▶ [To be done]: Find the lines in these entries that include the word "자금원천으로" and state how many there are, with no other words.

Stored items from a collection
■ ■ ■ ■
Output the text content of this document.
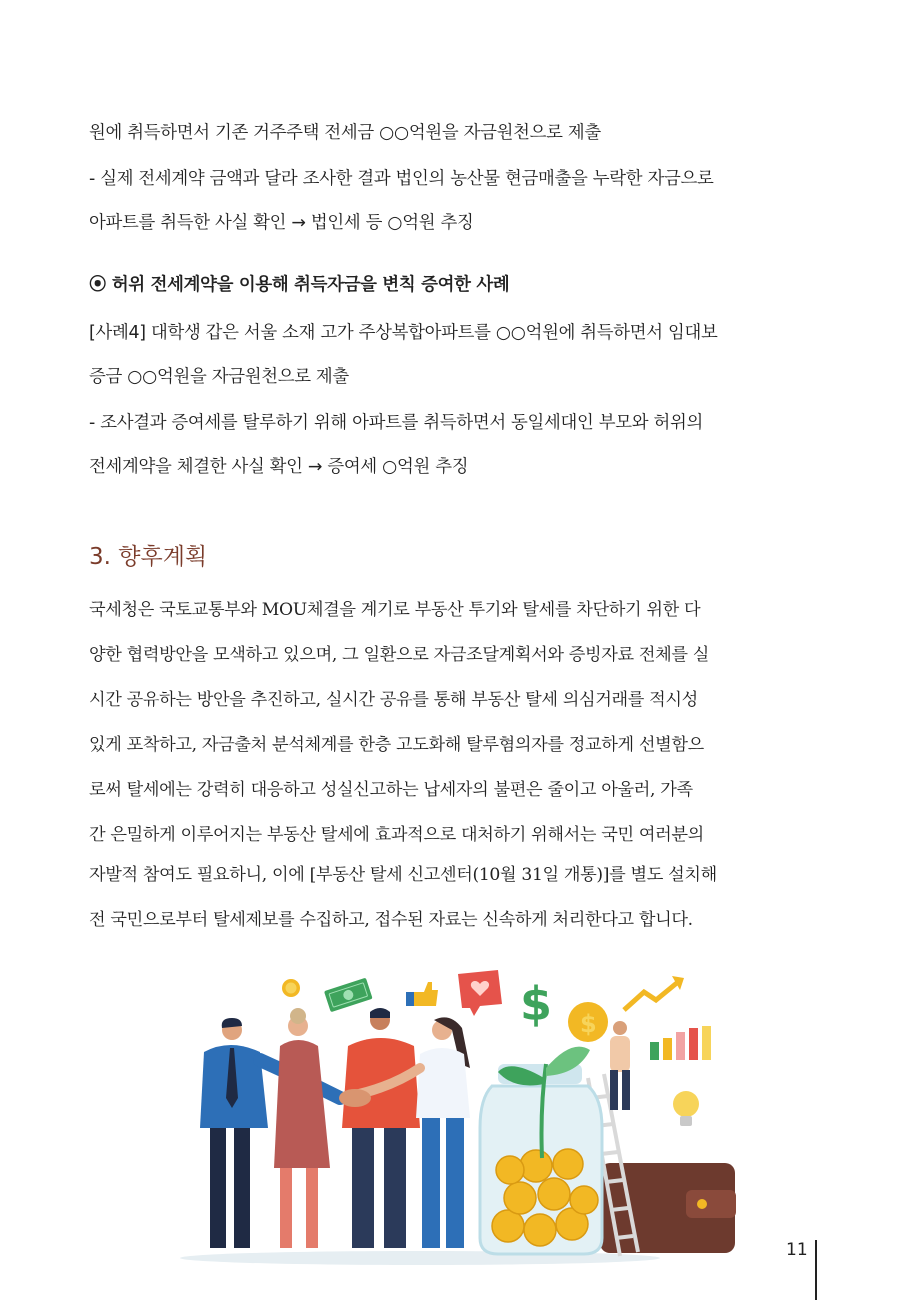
원에 취득하면서 기존 거주주택 전세금 ○○억원을 자금원천으로 제출
- 실제 전세계약 금액과 달라 조사한 결과 법인의 농산물 현금매출을 누락한 자금으로
아파트를 취득한 사실 확인 → 법인세 등 ○억원 추징
⦿ 허위 전세계약을 이용해 취득자금을 변칙 증여한 사례
[사례4] 대학생 갑은 서울 소재 고가 주상복합아파트를 ○○억원에 취득하면서 임대보
증금 ○○억원을 자금원천으로 제출
- 조사결과 증여세를 탈루하기 위해 아파트를 취득하면서 동일세대인 부모와 허위의
전세계약을 체결한 사실 확인 → 증여세 ○억원 추징
3. 향후계획
국세청은 국토교통부와 MOU체결을 계기로 부동산 투기와 탈세를 차단하기 위한 다
양한 협력방안을 모색하고 있으며, 그 일환으로 자금조달계획서와 증빙자료 전체를 실
시간 공유하는 방안을 추진하고, 실시간 공유를 통해 부동산 탈세 의심거래를 적시성
있게 포착하고, 자금출처 분석체계를 한층 고도화해 탈루혐의자를 정교하게 선별함으
로써 탈세에는 강력히 대응하고 성실신고하는 납세자의 불편은 줄이고 아울러, 가족
간 은밀하게 이루어지는 부동산 탈세에 효과적으로 대처하기 위해서는 국민 여러분의
자발적 참여도 필요하니, 이에 [부동산 탈세 신고센터(10월 31일 개통)]를 별도 설치해
전 국민으로부터 탈세제보를 수집하고, 접수된 자료는 신속하게 처리한다고 합니다.
$ $
11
■ ■ ■ ■
▶ [Exercise answer]: 2